══ SUPPLIED RECORDS ══
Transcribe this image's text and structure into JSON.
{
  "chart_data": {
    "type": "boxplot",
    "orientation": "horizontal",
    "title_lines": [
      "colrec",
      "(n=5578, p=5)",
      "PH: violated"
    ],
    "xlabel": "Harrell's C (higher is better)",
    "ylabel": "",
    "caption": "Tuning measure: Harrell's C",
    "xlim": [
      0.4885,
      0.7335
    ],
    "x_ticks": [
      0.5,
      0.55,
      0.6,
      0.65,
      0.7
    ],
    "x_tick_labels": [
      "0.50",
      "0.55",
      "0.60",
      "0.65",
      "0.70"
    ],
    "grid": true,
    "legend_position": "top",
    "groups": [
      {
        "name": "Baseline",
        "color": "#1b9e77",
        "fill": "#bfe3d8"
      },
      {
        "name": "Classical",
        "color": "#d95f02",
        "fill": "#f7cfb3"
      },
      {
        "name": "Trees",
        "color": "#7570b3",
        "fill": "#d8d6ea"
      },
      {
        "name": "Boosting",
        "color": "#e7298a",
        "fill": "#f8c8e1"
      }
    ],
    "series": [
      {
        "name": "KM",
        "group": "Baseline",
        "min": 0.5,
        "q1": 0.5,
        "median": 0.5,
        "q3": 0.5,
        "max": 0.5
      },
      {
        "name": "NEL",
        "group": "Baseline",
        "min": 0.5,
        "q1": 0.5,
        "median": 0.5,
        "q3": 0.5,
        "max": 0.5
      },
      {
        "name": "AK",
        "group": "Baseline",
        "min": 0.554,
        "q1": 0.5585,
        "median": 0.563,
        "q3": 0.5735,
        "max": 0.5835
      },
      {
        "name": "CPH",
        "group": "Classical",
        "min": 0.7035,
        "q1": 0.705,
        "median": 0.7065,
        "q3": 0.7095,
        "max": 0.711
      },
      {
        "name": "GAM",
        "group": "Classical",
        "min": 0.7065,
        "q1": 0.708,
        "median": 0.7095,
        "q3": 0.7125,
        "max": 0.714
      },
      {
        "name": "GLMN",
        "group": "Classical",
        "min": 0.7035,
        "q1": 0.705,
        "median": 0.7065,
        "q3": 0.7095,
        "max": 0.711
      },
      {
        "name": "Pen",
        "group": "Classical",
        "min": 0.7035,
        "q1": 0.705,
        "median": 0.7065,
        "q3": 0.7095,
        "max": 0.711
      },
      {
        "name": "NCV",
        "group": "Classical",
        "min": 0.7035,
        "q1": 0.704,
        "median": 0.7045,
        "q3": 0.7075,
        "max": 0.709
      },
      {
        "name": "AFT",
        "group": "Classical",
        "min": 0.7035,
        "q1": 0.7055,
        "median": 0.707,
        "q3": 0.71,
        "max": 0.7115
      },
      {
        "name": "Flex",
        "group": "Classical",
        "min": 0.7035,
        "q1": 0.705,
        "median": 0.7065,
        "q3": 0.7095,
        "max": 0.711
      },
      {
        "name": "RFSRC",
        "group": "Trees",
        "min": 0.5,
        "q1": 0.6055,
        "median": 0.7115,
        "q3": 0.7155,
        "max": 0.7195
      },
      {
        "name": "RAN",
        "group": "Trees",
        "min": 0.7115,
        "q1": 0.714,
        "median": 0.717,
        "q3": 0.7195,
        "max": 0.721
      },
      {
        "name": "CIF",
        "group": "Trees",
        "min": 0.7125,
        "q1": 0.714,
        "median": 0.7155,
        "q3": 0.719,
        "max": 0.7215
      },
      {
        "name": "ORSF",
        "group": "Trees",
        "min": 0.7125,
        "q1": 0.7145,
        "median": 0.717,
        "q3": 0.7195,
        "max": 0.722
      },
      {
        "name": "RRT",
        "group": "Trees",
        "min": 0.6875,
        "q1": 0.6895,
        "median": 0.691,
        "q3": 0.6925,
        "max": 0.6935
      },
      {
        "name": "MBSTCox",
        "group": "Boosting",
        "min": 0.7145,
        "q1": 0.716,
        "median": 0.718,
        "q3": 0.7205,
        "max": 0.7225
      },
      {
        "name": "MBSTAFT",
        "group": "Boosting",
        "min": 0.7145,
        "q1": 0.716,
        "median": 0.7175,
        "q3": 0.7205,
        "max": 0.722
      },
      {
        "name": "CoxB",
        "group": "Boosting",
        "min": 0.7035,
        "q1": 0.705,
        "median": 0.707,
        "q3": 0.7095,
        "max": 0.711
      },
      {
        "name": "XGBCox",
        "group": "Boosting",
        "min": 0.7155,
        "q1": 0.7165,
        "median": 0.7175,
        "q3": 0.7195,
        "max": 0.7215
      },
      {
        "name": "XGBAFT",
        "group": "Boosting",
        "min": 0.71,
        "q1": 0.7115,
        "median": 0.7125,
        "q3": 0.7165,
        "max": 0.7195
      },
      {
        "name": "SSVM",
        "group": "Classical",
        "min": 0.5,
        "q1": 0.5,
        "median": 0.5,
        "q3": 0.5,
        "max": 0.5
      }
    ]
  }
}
═══
Would you reproduce the material above in full, exactly as given?

## THE OUTPUT
Transcribe this image's text and structure into JSON.
{
  "chart_data": {
    "type": "boxplot",
    "orientation": "horizontal",
    "title_lines": [
      "colrec",
      "(n=5578, p=5)",
      "PH: violated"
    ],
    "xlabel": "Harrell's C (higher is better)",
    "ylabel": "",
    "caption": "Tuning measure: Harrell's C",
    "xlim": [
      0.4885,
      0.7335
    ],
    "x_ticks": [
      0.5,
      0.55,
      0.6,
      0.65,
      0.7
    ],
    "x_tick_labels": [
      "0.50",
      "0.55",
      "0.60",
      "0.65",
      "0.70"
    ],
    "grid": true,
    "legend_position": "top",
    "groups": [
      {
        "name": "Baseline",
        "color": "#1b9e77",
        "fill": "#bfe3d8"
      },
      {
        "name": "Classical",
        "color": "#d95f02",
        "fill": "#f7cfb3"
      },
      {
        "name": "Trees",
        "color": "#7570b3",
        "fill": "#d8d6ea"
      },
      {
        "name": "Boosting",
        "color": "#e7298a",
        "fill": "#f8c8e1"
      }
    ],
    "series": [
      {
        "name": "KM",
        "group": "Baseline",
        "min": 0.5,
        "q1": 0.5,
        "median": 0.5,
        "q3": 0.5,
        "max": 0.5
      },
      {
        "name": "NEL",
        "group": "Baseline",
        "min": 0.5,
        "q1": 0.5,
        "median": 0.5,
        "q3": 0.5,
        "max": 0.5
      },
      {
        "name": "AK",
        "group": "Baseline",
        "min": 0.554,
        "q1": 0.5585,
        "median": 0.563,
        "q3": 0.5735,
        "max": 0.5835
      },
      {
        "name": "CPH",
        "group": "Classical",
        "min": 0.7035,
        "q1": 0.705,
        "median": 0.7065,
        "q3": 0.7095,
        "max": 0.711
      },
      {
        "name": "GAM",
        "group": "Classical",
        "min": 0.7065,
        "q1": 0.708,
        "median": 0.7095,
        "q3": 0.7125,
        "max": 0.714
      },
      {
        "name": "GLMN",
        "group": "Classical",
        "min": 0.7035,
        "q1": 0.705,
        "median": 0.7065,
        "q3": 0.7095,
        "max": 0.711
      },
      {
        "name": "Pen",
        "group": "Classical",
        "min": 0.7035,
        "q1": 0.705,
        "median": 0.7065,
        "q3": 0.7095,
        "max": 0.711
      },
      {
        "name": "NCV",
        "group": "Classical",
        "min": 0.7035,
        "q1": 0.704,
        "median": 0.7045,
        "q3": 0.7075,
        "max": 0.709
      },
      {
        "name": "AFT",
        "group": "Classical",
        "min": 0.7035,
        "q1": 0.7055,
        "median": 0.707,
        "q3": 0.71,
        "max": 0.7115
      },
      {
        "name": "Flex",
        "group": "Classical",
        "min": 0.7035,
        "q1": 0.705,
        "median": 0.7065,
        "q3": 0.7095,
        "max": 0.711
      },
      {
        "name": "RFSRC",
        "group": "Trees",
        "min": 0.5,
        "q1": 0.6055,
        "median": 0.7115,
        "q3": 0.7155,
        "max": 0.7195
      },
      {
        "name": "RAN",
        "group": "Trees",
        "min": 0.7115,
        "q1": 0.714,
        "median": 0.717,
        "q3": 0.7195,
        "max": 0.721
      },
      {
        "name": "CIF",
        "group": "Trees",
        "min": 0.7125,
        "q1": 0.714,
        "median": 0.7155,
        "q3": 0.719,
        "max": 0.7215
      },
      {
        "name": "ORSF",
        "group": "Trees",
        "min": 0.7125,
        "q1": 0.7145,
        "median": 0.717,
        "q3": 0.7195,
        "max": 0.722
      },
      {
        "name": "RRT",
        "group": "Trees",
        "min": 0.6875,
        "q1": 0.6895,
        "median": 0.691,
        "q3": 0.6925,
        "max": 0.6935
      },
      {
        "name": "MBSTCox",
        "group": "Boosting",
        "min": 0.7145,
        "q1": 0.716,
        "median": 0.718,
        "q3": 0.7205,
        "max": 0.7225
      },
      {
        "name": "MBSTAFT",
        "group": "Boosting",
        "min": 0.7145,
        "q1": 0.716,
        "median": 0.7175,
        "q3": 0.7205,
        "max": 0.722
      },
      {
        "name": "CoxB",
        "group": "Boosting",
        "min": 0.7035,
        "q1": 0.705,
        "median": 0.707,
        "q3": 0.7095,
        "max": 0.711
      },
      {
        "name": "XGBCox",
        "group": "Boosting",
        "min": 0.7155,
        "q1": 0.7165,
        "median": 0.7175,
        "q3": 0.7195,
        "max": 0.7215
      },
      {
        "name": "XGBAFT",
        "group": "Boosting",
        "min": 0.71,
        "q1": 0.7115,
        "median": 0.7125,
        "q3": 0.7165,
        "max": 0.7195
      },
      {
        "name": "SSVM",
        "group": "Classical",
        "min": 0.5,
        "q1": 0.5,
        "median": 0.5,
        "q3": 0.5,
        "max": 0.5
      }
    ]
  }
}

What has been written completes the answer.